# START OF SUPPLIED ENTRIES
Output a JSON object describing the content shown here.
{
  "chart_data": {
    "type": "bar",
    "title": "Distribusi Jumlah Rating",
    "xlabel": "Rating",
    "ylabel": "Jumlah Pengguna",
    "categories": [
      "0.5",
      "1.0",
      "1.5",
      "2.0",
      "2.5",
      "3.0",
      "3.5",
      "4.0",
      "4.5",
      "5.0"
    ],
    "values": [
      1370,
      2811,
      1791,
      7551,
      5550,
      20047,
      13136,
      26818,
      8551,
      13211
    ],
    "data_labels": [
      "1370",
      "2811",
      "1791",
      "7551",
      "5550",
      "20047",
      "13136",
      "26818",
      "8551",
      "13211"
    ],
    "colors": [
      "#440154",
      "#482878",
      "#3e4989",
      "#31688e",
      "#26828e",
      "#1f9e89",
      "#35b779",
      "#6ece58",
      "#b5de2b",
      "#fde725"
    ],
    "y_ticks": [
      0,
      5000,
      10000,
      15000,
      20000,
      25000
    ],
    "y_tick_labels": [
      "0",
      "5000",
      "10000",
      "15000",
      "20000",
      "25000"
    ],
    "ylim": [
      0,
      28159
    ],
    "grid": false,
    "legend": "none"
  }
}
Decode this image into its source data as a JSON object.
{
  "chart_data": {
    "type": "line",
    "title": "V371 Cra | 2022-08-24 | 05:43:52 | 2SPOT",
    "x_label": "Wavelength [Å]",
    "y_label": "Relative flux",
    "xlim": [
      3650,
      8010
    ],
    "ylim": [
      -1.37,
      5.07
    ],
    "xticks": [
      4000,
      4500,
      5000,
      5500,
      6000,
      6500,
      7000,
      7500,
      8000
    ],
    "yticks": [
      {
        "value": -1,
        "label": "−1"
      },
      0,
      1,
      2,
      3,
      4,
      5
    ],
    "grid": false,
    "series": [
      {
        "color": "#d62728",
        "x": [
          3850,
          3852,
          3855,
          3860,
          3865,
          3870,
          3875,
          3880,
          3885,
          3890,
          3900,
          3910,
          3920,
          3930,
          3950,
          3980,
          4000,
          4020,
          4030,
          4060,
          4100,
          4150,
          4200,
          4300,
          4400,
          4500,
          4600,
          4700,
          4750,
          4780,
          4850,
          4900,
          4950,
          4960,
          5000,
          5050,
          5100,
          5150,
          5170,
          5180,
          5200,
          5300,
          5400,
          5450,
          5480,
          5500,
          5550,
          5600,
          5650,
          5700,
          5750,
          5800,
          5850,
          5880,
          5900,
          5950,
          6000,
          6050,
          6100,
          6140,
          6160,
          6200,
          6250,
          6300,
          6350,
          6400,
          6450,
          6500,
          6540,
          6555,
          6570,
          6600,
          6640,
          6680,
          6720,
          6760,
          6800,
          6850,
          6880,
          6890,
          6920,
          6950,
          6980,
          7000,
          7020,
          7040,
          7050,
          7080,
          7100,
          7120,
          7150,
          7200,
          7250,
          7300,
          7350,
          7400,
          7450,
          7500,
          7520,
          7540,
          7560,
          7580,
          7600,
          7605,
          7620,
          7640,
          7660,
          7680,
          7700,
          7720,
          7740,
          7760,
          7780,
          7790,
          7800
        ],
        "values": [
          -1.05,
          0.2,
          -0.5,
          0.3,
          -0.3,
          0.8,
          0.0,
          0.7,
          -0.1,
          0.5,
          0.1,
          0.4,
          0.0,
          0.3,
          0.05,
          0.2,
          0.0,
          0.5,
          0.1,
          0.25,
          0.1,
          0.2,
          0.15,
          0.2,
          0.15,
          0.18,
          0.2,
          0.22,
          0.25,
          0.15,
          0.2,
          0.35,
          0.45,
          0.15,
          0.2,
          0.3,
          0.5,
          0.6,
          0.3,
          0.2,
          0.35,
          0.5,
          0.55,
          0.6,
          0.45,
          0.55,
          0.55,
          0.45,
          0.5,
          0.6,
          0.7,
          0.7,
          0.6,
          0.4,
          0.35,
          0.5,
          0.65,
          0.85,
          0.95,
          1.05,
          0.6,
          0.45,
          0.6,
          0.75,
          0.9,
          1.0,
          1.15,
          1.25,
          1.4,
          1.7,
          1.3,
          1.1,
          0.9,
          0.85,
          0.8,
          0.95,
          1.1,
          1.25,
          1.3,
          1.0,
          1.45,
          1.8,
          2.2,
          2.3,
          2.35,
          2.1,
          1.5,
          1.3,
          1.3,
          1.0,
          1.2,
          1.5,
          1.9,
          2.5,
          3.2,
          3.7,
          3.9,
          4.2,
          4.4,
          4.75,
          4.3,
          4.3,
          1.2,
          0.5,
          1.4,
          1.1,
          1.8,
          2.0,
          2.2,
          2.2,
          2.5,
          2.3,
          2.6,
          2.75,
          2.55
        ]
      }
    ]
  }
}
# END OF SUPPLIED ENTRIES
WRITTEN INSTRUCTION: Faithfully transcribe the whole of the data.

COMPLETE RESPONSE:
Output a JSON object describing the content shown here.
{
  "chart_data": {
    "type": "bar",
    "title": "Distribusi Jumlah Rating",
    "xlabel": "Rating",
    "ylabel": "Jumlah Pengguna",
    "categories": [
      "0.5",
      "1.0",
      "1.5",
      "2.0",
      "2.5",
      "3.0",
      "3.5",
      "4.0",
      "4.5",
      "5.0"
    ],
    "values": [
      1370,
      2811,
      1791,
      7551,
      5550,
      20047,
      13136,
      26818,
      8551,
      13211
    ],
    "data_labels": [
      "1370",
      "2811",
      "1791",
      "7551",
      "5550",
      "20047",
      "13136",
      "26818",
      "8551",
      "13211"
    ],
    "colors": [
      "#440154",
      "#482878",
      "#3e4989",
      "#31688e",
      "#26828e",
      "#1f9e89",
      "#35b779",
      "#6ece58",
      "#b5de2b",
      "#fde725"
    ],
    "y_ticks": [
      0,
      5000,
      10000,
      15000,
      20000,
      25000
    ],
    "y_tick_labels": [
      "0",
      "5000",
      "10000",
      "15000",
      "20000",
      "25000"
    ],
    "ylim": [
      0,
      28159
    ],
    "grid": false,
    "legend": "none"
  }
}
Decode this image into its source data as a JSON object.
{
  "chart_data": {
    "type": "line",
    "title": "V371 Cra | 2022-08-24 | 05:43:52 | 2SPOT",
    "x_label": "Wavelength [Å]",
    "y_label": "Relative flux",
    "xlim": [
      3650,
      8010
    ],
    "ylim": [
      -1.37,
      5.07
    ],
    "xticks": [
      4000,
      4500,
      5000,
      5500,
      6000,
      6500,
      7000,
      7500,
      8000
    ],
    "yticks": [
      {
        "value": -1,
        "label": "−1"
      },
      0,
      1,
      2,
      3,
      4,
      5
    ],
    "grid": false,
    "series": [
      {
        "color": "#d62728",
        "x": [
          3850,
          3852,
          3855,
          3860,
          3865,
          3870,
          3875,
          3880,
          3885,
          3890,
          3900,
          3910,
          3920,
          3930,
          3950,
          3980,
          4000,
          4020,
          4030,
          4060,
          4100,
          4150,
          4200,
          4300,
          4400,
          4500,
          4600,
          4700,
          4750,
          4780,
          4850,
          4900,
          4950,
          4960,
          5000,
          5050,
          5100,
          5150,
          5170,
          5180,
          5200,
          5300,
          5400,
          5450,
          5480,
          5500,
          5550,
          5600,
          5650,
          5700,
          5750,
          5800,
          5850,
          5880,
          5900,
          5950,
          6000,
          6050,
          6100,
          6140,
          6160,
          6200,
          6250,
          6300,
          6350,
          6400,
          6450,
          6500,
          6540,
          6555,
          6570,
          6600,
          6640,
          6680,
          6720,
          6760,
          6800,
          6850,
          6880,
          6890,
          6920,
          6950,
          6980,
          7000,
          7020,
          7040,
          7050,
          7080,
          7100,
          7120,
          7150,
          7200,
          7250,
          7300,
          7350,
          7400,
          7450,
          7500,
          7520,
          7540,
          7560,
          7580,
          7600,
          7605,
          7620,
          7640,
          7660,
          7680,
          7700,
          7720,
          7740,
          7760,
          7780,
          7790,
          7800
        ],
        "values": [
          -1.05,
          0.2,
          -0.5,
          0.3,
          -0.3,
          0.8,
          0.0,
          0.7,
          -0.1,
          0.5,
          0.1,
          0.4,
          0.0,
          0.3,
          0.05,
          0.2,
          0.0,
          0.5,
          0.1,
          0.25,
          0.1,
          0.2,
          0.15,
          0.2,
          0.15,
          0.18,
          0.2,
          0.22,
          0.25,
          0.15,
          0.2,
          0.35,
          0.45,
          0.15,
          0.2,
          0.3,
          0.5,
          0.6,
          0.3,
          0.2,
          0.35,
          0.5,
          0.55,
          0.6,
          0.45,
          0.55,
          0.55,
          0.45,
          0.5,
          0.6,
          0.7,
          0.7,
          0.6,
          0.4,
          0.35,
          0.5,
          0.65,
          0.85,
          0.95,
          1.05,
          0.6,
          0.45,
          0.6,
          0.75,
          0.9,
          1.0,
          1.15,
          1.25,
          1.4,
          1.7,
          1.3,
          1.1,
          0.9,
          0.85,
          0.8,
          0.95,
          1.1,
          1.25,
          1.3,
          1.0,
          1.45,
          1.8,
          2.2,
          2.3,
          2.35,
          2.1,
          1.5,
          1.3,
          1.3,
          1.0,
          1.2,
          1.5,
          1.9,
          2.5,
          3.2,
          3.7,
          3.9,
          4.2,
          4.4,
          4.75,
          4.3,
          4.3,
          1.2,
          0.5,
          1.4,
          1.1,
          1.8,
          2.0,
          2.2,
          2.2,
          2.5,
          2.3,
          2.6,
          2.75,
          2.55
        ]
      }
    ]
  }
}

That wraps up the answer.